[start of Data in this exercise]

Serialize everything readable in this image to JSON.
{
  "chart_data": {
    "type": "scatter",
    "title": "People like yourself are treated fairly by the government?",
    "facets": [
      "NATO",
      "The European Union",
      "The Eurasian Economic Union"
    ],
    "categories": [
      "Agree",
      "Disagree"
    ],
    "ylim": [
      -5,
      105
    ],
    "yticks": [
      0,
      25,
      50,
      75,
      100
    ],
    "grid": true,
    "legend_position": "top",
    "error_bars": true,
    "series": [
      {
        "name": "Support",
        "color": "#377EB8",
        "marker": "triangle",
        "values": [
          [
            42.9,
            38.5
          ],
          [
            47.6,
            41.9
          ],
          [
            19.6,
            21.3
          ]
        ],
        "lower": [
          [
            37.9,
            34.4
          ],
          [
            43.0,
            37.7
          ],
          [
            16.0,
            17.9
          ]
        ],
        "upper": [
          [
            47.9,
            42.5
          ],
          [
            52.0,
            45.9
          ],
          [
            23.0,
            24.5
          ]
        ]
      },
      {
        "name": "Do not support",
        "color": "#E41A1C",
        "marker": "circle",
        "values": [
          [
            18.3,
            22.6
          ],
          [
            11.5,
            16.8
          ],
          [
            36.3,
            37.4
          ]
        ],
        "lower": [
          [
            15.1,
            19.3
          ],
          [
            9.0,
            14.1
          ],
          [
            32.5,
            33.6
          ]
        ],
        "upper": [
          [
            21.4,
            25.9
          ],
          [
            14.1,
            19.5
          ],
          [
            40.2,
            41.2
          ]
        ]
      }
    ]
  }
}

[end of Data in this exercise]

Copy out the full set of records precisely, leaving nothing out.

Finished task =
Serialize everything readable in this image to JSON.
{
  "chart_data": {
    "type": "scatter",
    "title": "People like yourself are treated fairly by the government?",
    "facets": [
      "NATO",
      "The European Union",
      "The Eurasian Economic Union"
    ],
    "categories": [
      "Agree",
      "Disagree"
    ],
    "ylim": [
      -5,
      105
    ],
    "yticks": [
      0,
      25,
      50,
      75,
      100
    ],
    "grid": true,
    "legend_position": "top",
    "error_bars": true,
    "series": [
      {
        "name": "Support",
        "color": "#377EB8",
        "marker": "triangle",
        "values": [
          [
            42.9,
            38.5
          ],
          [
            47.6,
            41.9
          ],
          [
            19.6,
            21.3
          ]
        ],
        "lower": [
          [
            37.9,
            34.4
          ],
          [
            43.0,
            37.7
          ],
          [
            16.0,
            17.9
          ]
        ],
        "upper": [
          [
            47.9,
            42.5
          ],
          [
            52.0,
            45.9
          ],
          [
            23.0,
            24.5
          ]
        ]
      },
      {
        "name": "Do not support",
        "color": "#E41A1C",
        "marker": "circle",
        "values": [
          [
            18.3,
            22.6
          ],
          [
            11.5,
            16.8
          ],
          [
            36.3,
            37.4
          ]
        ],
        "lower": [
          [
            15.1,
            19.3
          ],
          [
            9.0,
            14.1
          ],
          [
            32.5,
            33.6
          ]
        ],
        "upper": [
          [
            21.4,
            25.9
          ],
          [
            14.1,
            19.5
          ],
          [
            40.2,
            41.2
          ]
        ]
      }
    ]
  }
}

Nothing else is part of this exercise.